_Work order_
Every line of the records below that holds the word "title" belongs in the answer.

_Source material_
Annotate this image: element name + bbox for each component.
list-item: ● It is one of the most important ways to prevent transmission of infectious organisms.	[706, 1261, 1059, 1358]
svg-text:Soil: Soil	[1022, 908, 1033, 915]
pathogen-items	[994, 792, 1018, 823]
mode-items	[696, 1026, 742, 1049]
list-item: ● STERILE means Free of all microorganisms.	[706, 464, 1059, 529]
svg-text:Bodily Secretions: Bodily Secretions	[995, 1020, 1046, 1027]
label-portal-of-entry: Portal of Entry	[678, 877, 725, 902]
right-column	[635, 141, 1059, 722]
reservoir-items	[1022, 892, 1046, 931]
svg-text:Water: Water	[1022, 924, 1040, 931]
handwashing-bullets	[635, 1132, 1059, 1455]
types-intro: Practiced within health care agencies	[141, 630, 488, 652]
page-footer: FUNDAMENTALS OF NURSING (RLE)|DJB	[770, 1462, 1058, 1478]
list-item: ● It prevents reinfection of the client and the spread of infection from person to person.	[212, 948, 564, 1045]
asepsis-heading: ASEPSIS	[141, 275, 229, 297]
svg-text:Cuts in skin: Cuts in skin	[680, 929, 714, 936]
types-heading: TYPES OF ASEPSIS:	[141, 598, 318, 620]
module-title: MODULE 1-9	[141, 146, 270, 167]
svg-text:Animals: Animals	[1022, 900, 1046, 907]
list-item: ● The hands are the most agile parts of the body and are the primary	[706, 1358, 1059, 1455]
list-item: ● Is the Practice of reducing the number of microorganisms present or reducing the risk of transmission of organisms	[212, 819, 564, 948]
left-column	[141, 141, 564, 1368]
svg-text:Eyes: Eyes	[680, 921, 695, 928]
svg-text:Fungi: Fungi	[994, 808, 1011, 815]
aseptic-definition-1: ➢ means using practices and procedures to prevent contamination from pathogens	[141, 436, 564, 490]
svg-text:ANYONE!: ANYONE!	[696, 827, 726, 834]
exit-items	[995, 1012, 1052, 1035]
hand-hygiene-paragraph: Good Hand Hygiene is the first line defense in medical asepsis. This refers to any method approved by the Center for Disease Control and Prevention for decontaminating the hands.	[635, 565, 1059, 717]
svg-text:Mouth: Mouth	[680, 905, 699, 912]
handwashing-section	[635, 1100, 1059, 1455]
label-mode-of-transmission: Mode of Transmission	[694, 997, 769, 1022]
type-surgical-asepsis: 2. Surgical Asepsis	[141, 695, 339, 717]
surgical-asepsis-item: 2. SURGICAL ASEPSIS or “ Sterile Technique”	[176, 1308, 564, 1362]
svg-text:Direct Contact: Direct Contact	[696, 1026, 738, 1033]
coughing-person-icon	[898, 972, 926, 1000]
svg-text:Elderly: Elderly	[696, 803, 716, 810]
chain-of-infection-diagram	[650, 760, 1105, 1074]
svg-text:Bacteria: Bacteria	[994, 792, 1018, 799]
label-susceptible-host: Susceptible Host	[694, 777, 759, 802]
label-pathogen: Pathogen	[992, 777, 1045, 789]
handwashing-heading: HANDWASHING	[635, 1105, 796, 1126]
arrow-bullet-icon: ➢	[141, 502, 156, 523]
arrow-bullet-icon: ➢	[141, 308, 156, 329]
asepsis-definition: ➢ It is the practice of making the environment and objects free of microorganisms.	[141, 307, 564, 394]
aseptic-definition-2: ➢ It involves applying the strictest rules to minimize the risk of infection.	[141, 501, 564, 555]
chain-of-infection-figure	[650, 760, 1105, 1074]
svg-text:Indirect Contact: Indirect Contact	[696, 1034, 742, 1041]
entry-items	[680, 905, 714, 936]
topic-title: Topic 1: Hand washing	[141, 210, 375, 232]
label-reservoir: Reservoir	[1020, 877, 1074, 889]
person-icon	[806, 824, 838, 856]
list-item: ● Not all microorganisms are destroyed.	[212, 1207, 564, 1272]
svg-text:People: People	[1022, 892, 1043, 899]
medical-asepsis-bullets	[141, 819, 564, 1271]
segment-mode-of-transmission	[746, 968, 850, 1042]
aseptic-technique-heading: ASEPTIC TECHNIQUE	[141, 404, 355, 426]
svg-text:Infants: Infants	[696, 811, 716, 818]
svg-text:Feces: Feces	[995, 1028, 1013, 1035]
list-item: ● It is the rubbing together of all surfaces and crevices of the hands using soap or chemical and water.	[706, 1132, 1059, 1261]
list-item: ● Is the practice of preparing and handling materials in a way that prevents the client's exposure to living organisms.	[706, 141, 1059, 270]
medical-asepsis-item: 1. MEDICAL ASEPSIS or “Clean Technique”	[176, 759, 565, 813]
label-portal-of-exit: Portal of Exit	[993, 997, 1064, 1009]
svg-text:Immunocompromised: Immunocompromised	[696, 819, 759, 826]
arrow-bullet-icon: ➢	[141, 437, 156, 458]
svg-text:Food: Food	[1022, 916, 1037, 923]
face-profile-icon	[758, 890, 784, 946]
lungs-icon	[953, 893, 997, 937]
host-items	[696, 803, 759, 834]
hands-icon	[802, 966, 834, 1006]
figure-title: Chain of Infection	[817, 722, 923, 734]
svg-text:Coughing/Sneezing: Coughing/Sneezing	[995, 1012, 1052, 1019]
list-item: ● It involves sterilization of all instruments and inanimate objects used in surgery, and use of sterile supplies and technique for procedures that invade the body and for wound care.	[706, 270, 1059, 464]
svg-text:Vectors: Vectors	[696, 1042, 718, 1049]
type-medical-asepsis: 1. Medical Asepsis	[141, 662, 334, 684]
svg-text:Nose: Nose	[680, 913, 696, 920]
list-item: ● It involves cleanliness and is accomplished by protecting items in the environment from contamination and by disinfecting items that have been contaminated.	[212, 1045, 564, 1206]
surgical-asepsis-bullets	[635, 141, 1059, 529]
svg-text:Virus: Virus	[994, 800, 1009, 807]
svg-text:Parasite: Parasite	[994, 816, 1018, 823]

_Result of the exercise_
module-title: MODULE 1-9	[141, 146, 270, 167]
topic-title: Topic 1: Hand washing	[141, 210, 375, 232]
figure-title: Chain of Infection	[817, 722, 923, 734]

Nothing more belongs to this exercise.